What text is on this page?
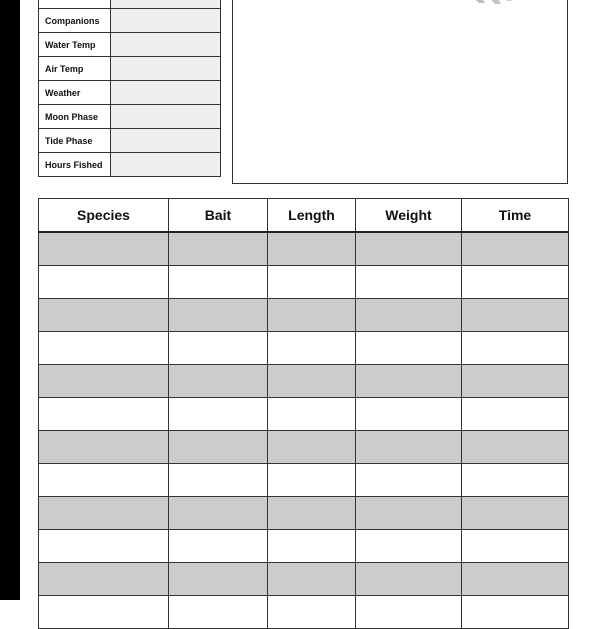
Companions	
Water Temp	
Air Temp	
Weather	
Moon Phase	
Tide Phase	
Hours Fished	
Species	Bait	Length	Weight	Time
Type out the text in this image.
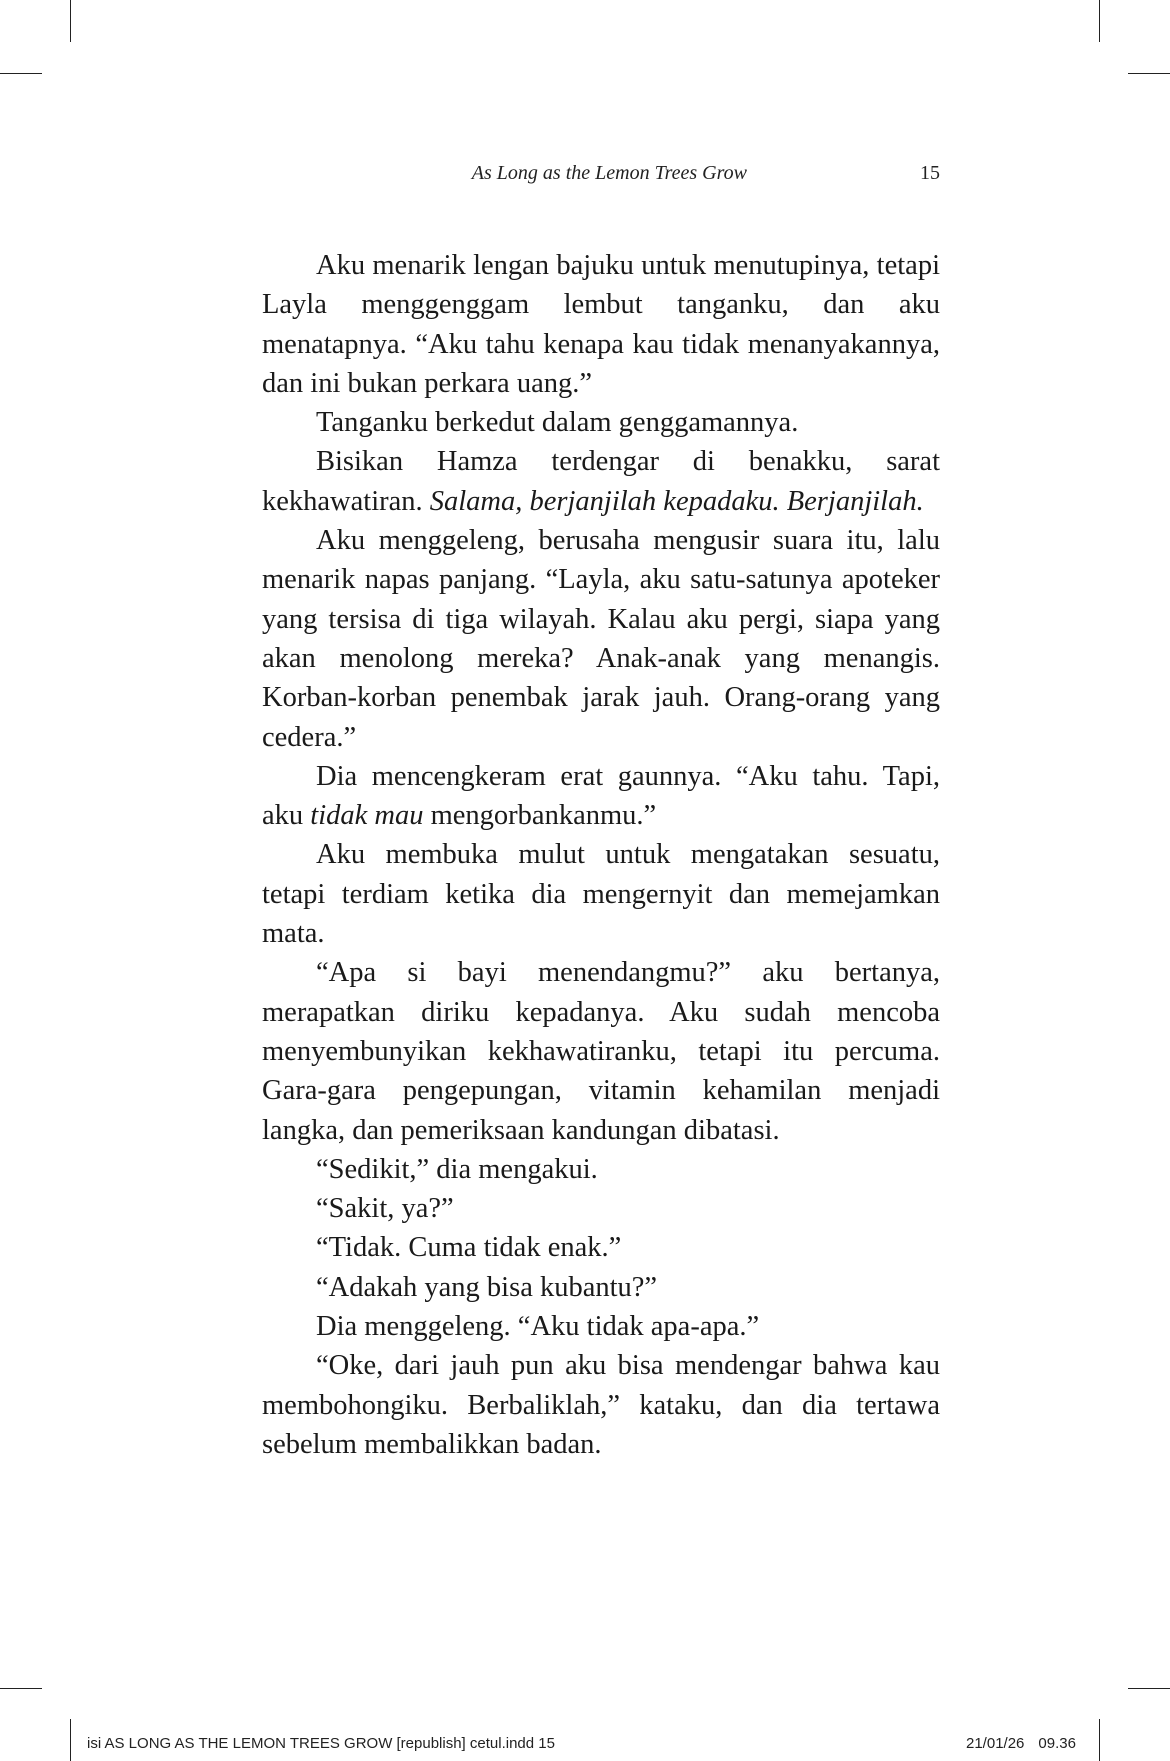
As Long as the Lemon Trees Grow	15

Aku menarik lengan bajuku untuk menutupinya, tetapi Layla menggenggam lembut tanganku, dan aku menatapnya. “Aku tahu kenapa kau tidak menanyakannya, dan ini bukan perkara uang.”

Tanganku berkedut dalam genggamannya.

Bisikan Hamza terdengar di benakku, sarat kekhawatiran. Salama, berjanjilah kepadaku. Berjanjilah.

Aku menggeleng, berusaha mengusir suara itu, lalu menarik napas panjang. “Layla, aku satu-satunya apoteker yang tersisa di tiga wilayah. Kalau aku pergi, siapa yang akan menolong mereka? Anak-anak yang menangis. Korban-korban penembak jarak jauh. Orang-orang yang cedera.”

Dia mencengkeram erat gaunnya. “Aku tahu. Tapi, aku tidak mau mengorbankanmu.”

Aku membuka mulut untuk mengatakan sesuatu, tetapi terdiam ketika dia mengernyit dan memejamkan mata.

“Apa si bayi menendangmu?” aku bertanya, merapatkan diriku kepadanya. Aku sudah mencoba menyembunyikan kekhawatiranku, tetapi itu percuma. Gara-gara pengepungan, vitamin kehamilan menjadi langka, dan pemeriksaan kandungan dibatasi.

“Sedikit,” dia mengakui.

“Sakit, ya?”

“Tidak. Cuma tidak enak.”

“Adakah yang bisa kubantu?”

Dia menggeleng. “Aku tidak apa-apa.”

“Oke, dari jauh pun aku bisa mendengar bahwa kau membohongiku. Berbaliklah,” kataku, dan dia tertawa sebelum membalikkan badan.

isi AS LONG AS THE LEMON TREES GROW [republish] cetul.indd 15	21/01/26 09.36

§

● Your objective
Please retype, exactly and with the pictures left out, the lines from the line containing "Type out the text in this image." through the last line of the records above.

● Output of the exercise
Type out the text in this image.
As Long as the Lemon Trees Grow	15

Aku menarik lengan bajuku untuk menutupinya, tetapi Layla menggenggam lembut tanganku, dan aku menatapnya. “Aku tahu kenapa kau tidak menanyakannya, dan ini bukan perkara uang.”

Tanganku berkedut dalam genggamannya.

Bisikan Hamza terdengar di benakku, sarat kekhawatiran. Salama, berjanjilah kepadaku. Berjanjilah.

Aku menggeleng, berusaha mengusir suara itu, lalu menarik napas panjang. “Layla, aku satu-satunya apoteker yang tersisa di tiga wilayah. Kalau aku pergi, siapa yang akan menolong mereka? Anak-anak yang menangis. Korban-korban penembak jarak jauh. Orang-orang yang cedera.”

Dia mencengkeram erat gaunnya. “Aku tahu. Tapi, aku tidak mau mengorbankanmu.”

Aku membuka mulut untuk mengatakan sesuatu, tetapi terdiam ketika dia mengernyit dan memejamkan mata.

“Apa si bayi menendangmu?” aku bertanya, merapatkan diriku kepadanya. Aku sudah mencoba menyembunyikan kekhawatiranku, tetapi itu percuma. Gara-gara pengepungan, vitamin kehamilan menjadi langka, dan pemeriksaan kandungan dibatasi.

“Sedikit,” dia mengakui.

“Sakit, ya?”

“Tidak. Cuma tidak enak.”

“Adakah yang bisa kubantu?”

Dia menggeleng. “Aku tidak apa-apa.”

“Oke, dari jauh pun aku bisa mendengar bahwa kau membohongiku. Berbaliklah,” kataku, dan dia tertawa sebelum membalikkan badan.

isi AS LONG AS THE LEMON TREES GROW [republish] cetul.indd 15	21/01/26 09.36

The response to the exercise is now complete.